Stated task | Emit only the lines from the line containing "What text is on this page?" through the last line of the entries, unchanged.

______________________________

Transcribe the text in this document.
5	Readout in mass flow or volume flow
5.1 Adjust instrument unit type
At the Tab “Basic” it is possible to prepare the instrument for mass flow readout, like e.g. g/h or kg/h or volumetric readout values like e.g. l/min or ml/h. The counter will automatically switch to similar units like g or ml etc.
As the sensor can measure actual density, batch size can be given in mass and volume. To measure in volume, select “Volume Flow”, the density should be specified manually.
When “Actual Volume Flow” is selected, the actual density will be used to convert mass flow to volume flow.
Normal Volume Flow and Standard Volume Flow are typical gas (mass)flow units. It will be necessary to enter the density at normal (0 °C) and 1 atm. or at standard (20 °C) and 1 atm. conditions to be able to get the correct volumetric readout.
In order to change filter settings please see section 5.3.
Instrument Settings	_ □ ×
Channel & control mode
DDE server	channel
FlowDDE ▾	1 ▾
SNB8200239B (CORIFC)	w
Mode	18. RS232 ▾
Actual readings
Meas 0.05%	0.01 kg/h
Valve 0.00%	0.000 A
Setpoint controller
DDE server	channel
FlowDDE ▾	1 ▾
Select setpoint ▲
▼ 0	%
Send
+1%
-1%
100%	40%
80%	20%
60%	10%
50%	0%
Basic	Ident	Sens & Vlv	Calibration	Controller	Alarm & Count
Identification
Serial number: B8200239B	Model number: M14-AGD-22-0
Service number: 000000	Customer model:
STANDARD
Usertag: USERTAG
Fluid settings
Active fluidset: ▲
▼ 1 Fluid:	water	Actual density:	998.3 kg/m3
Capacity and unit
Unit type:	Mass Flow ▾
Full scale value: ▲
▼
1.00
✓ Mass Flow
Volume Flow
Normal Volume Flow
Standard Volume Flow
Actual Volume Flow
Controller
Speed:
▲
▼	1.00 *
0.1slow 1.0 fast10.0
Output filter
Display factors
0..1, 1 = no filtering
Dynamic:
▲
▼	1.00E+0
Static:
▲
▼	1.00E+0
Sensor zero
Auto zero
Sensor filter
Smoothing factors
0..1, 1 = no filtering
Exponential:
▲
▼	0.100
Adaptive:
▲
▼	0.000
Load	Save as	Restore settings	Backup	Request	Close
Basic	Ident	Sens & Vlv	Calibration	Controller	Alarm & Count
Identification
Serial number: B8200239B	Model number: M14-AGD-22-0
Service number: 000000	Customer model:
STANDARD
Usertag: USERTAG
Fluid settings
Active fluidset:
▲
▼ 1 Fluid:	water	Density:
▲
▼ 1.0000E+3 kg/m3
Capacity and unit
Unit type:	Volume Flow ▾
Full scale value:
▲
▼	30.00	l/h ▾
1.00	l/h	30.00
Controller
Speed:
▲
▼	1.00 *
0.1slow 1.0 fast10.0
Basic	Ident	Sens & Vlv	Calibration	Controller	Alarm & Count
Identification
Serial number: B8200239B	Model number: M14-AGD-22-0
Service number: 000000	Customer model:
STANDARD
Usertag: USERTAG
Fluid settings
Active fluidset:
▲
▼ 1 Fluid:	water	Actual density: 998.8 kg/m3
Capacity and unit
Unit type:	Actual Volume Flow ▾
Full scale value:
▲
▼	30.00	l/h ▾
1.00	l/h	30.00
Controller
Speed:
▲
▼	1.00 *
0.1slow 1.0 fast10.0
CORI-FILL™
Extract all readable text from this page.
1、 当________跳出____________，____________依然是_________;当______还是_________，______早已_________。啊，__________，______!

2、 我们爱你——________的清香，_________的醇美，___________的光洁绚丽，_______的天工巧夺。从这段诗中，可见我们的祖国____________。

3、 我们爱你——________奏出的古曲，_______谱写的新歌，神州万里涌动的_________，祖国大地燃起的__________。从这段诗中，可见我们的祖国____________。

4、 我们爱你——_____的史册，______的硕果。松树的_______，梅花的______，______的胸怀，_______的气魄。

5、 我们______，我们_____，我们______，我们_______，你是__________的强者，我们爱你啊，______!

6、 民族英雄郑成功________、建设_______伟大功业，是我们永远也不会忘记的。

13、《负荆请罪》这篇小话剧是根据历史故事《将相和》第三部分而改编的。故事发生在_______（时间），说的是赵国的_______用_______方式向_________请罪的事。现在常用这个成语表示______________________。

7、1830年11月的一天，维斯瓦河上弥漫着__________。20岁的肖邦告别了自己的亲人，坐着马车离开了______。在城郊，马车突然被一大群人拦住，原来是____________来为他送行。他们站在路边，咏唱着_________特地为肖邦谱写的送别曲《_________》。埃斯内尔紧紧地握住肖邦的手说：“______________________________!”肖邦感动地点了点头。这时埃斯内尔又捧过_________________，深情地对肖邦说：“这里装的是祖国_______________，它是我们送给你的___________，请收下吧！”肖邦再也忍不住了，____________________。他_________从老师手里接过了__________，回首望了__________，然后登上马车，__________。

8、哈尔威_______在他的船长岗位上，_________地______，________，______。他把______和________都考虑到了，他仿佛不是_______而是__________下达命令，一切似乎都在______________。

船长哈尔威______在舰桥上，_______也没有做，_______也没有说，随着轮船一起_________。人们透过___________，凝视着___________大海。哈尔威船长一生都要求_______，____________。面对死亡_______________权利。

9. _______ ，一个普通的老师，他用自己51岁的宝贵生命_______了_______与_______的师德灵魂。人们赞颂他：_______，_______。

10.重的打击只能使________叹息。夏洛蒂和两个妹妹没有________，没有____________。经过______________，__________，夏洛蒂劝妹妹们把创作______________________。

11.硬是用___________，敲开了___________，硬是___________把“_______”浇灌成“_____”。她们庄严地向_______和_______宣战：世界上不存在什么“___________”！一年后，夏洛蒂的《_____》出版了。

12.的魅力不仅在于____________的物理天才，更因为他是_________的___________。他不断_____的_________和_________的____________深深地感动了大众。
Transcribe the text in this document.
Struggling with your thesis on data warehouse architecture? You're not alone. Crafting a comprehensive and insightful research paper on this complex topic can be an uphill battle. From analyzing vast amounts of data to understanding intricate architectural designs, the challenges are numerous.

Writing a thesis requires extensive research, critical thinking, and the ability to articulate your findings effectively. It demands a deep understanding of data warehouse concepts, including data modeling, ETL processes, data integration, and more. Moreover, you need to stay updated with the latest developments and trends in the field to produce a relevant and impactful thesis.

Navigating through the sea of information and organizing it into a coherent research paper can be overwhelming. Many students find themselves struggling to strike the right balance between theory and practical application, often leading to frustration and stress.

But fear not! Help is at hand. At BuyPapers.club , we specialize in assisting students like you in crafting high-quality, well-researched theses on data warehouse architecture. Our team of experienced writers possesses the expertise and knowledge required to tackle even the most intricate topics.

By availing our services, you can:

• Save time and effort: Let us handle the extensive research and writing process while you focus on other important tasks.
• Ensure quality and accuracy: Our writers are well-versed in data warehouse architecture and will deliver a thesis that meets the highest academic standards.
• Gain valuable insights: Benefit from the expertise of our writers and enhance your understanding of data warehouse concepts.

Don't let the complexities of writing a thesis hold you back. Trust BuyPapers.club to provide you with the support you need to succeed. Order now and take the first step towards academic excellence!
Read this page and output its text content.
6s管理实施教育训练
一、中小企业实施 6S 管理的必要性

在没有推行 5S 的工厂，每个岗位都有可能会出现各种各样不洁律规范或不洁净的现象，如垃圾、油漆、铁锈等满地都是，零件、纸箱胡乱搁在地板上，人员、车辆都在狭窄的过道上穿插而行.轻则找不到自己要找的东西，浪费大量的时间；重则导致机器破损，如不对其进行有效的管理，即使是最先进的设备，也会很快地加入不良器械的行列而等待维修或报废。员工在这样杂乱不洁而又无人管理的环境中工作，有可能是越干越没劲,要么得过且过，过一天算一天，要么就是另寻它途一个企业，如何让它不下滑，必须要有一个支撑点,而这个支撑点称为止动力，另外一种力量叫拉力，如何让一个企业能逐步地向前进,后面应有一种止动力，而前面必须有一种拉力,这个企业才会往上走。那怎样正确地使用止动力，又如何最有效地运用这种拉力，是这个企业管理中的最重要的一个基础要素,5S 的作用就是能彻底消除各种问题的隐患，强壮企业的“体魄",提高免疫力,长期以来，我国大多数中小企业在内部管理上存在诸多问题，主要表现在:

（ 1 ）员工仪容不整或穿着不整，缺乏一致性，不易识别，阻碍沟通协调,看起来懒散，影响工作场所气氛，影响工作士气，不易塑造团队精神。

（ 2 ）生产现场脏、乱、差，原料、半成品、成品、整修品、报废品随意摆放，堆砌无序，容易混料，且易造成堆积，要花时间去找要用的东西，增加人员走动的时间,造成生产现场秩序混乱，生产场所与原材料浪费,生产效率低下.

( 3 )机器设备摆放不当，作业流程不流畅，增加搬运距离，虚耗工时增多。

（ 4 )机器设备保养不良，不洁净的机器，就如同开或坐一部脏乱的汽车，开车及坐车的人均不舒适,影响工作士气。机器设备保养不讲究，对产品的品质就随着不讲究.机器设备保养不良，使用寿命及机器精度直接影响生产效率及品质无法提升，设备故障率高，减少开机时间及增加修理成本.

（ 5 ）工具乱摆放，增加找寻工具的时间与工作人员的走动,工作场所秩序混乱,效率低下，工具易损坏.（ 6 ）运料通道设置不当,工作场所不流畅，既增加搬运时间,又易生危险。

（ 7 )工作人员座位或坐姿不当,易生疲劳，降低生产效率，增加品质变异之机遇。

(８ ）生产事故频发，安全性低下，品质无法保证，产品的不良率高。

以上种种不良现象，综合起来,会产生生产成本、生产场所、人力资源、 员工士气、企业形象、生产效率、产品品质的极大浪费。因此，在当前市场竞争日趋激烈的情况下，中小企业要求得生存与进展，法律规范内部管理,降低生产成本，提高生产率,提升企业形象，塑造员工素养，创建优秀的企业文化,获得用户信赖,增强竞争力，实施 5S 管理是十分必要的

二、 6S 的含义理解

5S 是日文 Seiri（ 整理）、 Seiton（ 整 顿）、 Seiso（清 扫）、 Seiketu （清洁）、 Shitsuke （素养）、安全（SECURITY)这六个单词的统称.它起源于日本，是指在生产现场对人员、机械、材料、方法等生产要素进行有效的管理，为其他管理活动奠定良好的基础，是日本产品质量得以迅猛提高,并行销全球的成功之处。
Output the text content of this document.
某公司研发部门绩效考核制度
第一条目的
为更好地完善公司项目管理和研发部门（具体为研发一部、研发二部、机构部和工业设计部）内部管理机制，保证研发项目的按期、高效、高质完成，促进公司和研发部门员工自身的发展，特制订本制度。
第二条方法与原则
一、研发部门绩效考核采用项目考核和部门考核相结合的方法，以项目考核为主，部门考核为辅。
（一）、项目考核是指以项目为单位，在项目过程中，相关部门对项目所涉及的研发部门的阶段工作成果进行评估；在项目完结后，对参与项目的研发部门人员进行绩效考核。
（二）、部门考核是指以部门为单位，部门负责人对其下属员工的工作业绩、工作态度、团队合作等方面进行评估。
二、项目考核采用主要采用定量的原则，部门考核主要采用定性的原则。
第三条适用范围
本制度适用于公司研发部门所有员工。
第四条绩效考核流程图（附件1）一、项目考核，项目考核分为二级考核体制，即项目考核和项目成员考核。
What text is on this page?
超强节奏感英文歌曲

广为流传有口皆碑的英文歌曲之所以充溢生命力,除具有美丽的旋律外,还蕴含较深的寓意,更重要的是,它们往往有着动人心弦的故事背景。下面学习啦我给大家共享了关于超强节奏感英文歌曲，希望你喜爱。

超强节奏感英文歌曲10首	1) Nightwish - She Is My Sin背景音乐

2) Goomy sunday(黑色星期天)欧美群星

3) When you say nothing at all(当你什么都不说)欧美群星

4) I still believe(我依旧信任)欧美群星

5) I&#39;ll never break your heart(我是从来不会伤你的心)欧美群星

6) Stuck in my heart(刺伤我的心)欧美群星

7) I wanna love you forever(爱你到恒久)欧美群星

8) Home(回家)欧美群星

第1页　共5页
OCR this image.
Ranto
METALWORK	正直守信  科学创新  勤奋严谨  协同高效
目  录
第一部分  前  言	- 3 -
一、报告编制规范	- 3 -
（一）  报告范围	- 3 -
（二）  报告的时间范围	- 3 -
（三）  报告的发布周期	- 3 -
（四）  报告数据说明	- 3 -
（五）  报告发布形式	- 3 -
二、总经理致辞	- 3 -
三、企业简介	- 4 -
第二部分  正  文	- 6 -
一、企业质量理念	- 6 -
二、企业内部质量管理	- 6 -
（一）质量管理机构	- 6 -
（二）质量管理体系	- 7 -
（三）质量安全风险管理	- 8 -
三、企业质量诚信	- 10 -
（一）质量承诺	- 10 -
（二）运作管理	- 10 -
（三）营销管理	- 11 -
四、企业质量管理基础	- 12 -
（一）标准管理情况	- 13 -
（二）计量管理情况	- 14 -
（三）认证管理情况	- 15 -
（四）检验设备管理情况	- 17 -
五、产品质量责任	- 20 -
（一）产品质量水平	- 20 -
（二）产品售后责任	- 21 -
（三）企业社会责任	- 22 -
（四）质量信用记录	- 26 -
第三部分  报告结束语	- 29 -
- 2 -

______________________________

Full output |
What text is on this page?
超强节奏感英文歌曲

广为流传有口皆碑的英文歌曲之所以充溢生命力,除具有美丽的旋律外,还蕴含较深的寓意,更重要的是,它们往往有着动人心弦的故事背景。下面学习啦我给大家共享了关于超强节奏感英文歌曲，希望你喜爱。

超强节奏感英文歌曲10首	1) Nightwish - She Is My Sin背景音乐

2) Goomy sunday(黑色星期天)欧美群星

3) When you say nothing at all(当你什么都不说)欧美群星

4) I still believe(我依旧信任)欧美群星

5) I&#39;ll never break your heart(我是从来不会伤你的心)欧美群星

6) Stuck in my heart(刺伤我的心)欧美群星

7) I wanna love you forever(爱你到恒久)欧美群星

8) Home(回家)欧美群星

第1页　共5页
OCR this image.
Ranto
METALWORK	正直守信  科学创新  勤奋严谨  协同高效
目  录
第一部分  前  言	- 3 -
一、报告编制规范	- 3 -
（一）  报告范围	- 3 -
（二）  报告的时间范围	- 3 -
（三）  报告的发布周期	- 3 -
（四）  报告数据说明	- 3 -
（五）  报告发布形式	- 3 -
二、总经理致辞	- 3 -
三、企业简介	- 4 -
第二部分  正  文	- 6 -
一、企业质量理念	- 6 -
二、企业内部质量管理	- 6 -
（一）质量管理机构	- 6 -
（二）质量管理体系	- 7 -
（三）质量安全风险管理	- 8 -
三、企业质量诚信	- 10 -
（一）质量承诺	- 10 -
（二）运作管理	- 10 -
（三）营销管理	- 11 -
四、企业质量管理基础	- 12 -
（一）标准管理情况	- 13 -
（二）计量管理情况	- 14 -
（三）认证管理情况	- 15 -
（四）检验设备管理情况	- 17 -
五、产品质量责任	- 20 -
（一）产品质量水平	- 20 -
（二）产品售后责任	- 21 -
（三）企业社会责任	- 22 -
（四）质量信用记录	- 26 -
第三部分  报告结束语	- 29 -
- 2 -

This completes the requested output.